# Written problem
Which lines in the records below contain the word "Frequency"? Copy each one out.

# Records contained in a dataset

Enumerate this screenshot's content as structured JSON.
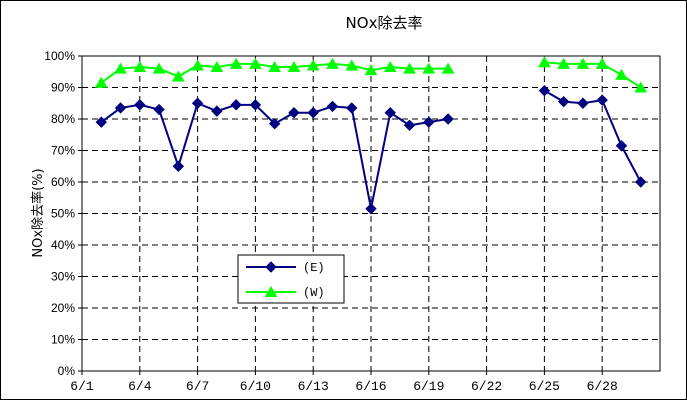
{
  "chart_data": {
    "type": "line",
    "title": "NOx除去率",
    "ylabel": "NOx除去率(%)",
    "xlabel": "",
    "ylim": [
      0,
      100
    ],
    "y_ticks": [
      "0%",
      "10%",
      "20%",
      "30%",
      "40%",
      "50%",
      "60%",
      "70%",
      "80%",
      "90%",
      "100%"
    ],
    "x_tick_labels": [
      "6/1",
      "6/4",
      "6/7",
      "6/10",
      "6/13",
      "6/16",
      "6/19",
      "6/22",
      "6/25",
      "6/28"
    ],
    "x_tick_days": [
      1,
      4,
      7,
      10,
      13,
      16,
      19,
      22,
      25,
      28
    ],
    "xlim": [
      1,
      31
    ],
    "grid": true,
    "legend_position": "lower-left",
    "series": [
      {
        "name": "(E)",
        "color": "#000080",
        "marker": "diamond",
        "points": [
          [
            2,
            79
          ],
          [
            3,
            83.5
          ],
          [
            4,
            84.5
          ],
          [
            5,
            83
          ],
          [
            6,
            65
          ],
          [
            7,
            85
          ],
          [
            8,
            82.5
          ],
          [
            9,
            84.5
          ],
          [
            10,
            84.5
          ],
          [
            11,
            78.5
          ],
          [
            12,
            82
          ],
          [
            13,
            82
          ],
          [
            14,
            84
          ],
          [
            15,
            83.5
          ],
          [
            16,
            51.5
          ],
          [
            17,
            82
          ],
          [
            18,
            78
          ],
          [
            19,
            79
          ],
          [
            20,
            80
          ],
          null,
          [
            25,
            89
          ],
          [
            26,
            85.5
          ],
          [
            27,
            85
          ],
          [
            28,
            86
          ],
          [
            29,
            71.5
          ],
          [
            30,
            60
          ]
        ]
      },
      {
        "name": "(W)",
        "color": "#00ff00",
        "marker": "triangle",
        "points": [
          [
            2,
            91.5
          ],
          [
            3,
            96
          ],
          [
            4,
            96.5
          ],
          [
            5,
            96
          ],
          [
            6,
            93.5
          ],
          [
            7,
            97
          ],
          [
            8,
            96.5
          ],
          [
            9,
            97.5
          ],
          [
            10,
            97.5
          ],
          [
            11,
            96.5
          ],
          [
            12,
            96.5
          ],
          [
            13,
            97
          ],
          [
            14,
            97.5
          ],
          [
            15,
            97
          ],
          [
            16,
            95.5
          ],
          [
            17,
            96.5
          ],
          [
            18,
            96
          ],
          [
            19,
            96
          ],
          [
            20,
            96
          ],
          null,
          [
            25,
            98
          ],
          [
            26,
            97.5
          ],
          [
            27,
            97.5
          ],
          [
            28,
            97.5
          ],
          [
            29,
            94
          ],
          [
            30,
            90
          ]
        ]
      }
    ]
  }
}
* * *
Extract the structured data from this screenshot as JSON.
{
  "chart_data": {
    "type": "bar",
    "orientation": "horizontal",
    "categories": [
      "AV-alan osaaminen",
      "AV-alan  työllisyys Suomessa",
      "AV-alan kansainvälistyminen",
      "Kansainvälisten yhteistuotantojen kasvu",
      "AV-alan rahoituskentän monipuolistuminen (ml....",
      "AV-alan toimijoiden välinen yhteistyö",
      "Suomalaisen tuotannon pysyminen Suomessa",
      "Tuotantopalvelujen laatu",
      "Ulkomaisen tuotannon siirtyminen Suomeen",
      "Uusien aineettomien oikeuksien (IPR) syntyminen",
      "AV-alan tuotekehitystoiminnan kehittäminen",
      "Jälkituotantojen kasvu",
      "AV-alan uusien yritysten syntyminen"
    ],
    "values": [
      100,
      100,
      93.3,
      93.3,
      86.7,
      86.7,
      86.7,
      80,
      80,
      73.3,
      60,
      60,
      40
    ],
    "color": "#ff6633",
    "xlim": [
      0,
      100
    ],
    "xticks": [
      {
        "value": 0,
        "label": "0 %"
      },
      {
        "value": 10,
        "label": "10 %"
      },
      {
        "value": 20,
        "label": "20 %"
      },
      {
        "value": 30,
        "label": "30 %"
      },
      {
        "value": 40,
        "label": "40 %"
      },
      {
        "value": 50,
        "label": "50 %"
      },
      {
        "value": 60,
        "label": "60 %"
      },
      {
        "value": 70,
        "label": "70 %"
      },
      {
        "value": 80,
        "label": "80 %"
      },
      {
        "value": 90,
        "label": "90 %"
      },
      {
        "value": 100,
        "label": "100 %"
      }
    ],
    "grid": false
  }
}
* * *
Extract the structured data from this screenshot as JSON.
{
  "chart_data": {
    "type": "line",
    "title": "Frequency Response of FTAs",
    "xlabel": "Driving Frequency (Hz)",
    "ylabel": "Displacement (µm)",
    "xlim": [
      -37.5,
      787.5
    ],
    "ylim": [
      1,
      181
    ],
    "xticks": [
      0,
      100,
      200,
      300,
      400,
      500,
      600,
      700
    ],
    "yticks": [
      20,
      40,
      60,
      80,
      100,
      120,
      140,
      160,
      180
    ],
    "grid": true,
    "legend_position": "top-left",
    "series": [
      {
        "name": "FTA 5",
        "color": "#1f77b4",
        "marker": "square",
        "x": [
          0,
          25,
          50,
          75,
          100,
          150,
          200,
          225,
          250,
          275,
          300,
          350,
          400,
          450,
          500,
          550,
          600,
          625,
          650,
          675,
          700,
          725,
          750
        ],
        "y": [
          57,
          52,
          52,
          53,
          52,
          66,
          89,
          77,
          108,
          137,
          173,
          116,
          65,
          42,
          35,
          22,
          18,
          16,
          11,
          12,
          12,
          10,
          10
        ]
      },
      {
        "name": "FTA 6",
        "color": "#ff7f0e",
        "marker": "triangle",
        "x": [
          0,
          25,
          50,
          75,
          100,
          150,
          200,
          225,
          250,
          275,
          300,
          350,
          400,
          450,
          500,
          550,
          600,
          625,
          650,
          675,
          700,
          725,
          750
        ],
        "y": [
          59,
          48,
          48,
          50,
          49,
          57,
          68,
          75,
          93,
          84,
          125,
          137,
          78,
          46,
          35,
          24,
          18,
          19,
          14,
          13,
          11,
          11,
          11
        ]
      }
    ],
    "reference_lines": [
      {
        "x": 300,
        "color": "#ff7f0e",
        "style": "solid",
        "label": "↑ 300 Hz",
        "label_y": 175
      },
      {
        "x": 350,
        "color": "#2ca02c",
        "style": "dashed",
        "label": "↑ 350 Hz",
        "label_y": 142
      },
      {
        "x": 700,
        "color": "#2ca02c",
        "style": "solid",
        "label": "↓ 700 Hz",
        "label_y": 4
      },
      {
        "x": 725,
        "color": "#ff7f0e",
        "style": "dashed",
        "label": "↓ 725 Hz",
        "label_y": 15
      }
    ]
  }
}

# Response to the task
    "title": "Frequency Response of FTAs",
    "xlabel": "Driving Frequency (Hz)",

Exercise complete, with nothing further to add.